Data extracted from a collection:
★ ★ ★

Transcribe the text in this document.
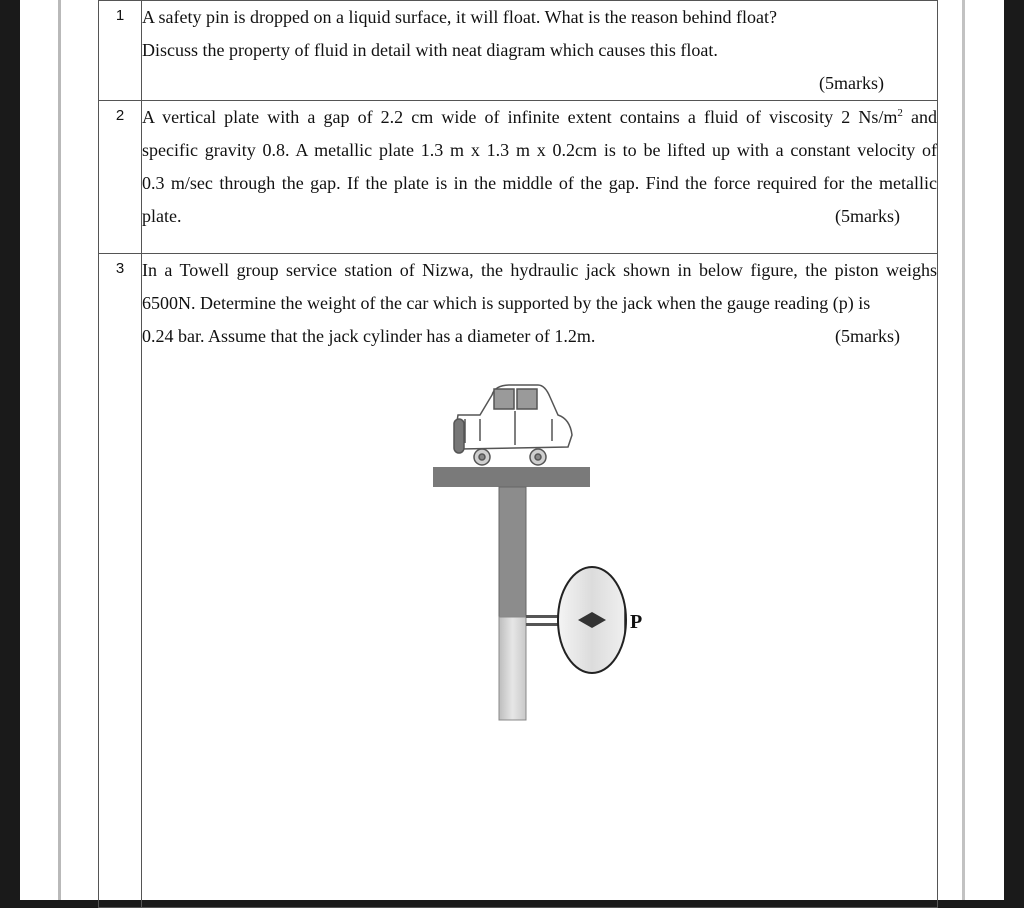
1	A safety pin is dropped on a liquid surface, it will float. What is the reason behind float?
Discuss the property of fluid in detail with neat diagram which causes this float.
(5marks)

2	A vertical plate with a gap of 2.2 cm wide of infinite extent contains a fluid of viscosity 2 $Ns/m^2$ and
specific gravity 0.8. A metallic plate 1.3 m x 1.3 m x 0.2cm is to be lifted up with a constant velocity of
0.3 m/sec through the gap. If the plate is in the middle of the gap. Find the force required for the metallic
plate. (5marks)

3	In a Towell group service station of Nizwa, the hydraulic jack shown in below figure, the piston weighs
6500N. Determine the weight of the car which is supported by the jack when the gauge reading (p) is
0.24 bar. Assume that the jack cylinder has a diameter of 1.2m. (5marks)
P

★ ★ ★

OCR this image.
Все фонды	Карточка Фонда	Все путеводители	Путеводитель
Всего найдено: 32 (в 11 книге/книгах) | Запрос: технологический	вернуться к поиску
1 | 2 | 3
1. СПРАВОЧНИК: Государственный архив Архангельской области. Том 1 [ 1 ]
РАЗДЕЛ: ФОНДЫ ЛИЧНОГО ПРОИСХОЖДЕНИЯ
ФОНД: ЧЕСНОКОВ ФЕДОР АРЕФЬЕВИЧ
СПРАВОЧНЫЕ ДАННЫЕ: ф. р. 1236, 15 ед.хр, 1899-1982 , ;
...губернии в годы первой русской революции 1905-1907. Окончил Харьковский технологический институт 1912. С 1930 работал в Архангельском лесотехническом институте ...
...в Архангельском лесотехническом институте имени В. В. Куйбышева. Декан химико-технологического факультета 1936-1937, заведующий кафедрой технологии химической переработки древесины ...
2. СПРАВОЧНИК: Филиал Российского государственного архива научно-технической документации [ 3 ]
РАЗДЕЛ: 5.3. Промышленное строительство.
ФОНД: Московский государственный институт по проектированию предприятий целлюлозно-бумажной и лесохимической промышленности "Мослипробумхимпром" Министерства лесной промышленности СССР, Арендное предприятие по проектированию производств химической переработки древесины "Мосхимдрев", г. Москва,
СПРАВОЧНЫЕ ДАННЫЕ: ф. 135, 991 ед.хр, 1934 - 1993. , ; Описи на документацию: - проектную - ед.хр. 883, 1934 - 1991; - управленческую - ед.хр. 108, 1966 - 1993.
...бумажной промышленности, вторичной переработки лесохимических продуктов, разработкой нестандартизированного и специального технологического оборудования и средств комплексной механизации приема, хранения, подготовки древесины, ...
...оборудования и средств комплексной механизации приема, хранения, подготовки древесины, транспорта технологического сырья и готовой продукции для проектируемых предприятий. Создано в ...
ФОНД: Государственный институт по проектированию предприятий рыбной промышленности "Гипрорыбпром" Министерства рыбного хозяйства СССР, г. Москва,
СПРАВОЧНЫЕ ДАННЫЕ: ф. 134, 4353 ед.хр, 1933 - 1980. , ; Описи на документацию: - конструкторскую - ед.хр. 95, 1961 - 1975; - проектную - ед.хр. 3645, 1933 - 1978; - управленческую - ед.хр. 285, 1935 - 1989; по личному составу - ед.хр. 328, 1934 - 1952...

★ ★ ★

YOUR INSTRUCTIONS:
Where a line holds "metallic", copy that line.

WRITTEN REPLY:
specific gravity 0.8. A metallic plate 1.3 m x 1.3 m x 0.2cm is to be lifted up with a constant velocity of
0.3 m/sec through the gap. If the plate is in the middle of the gap. Find the force required for the metallic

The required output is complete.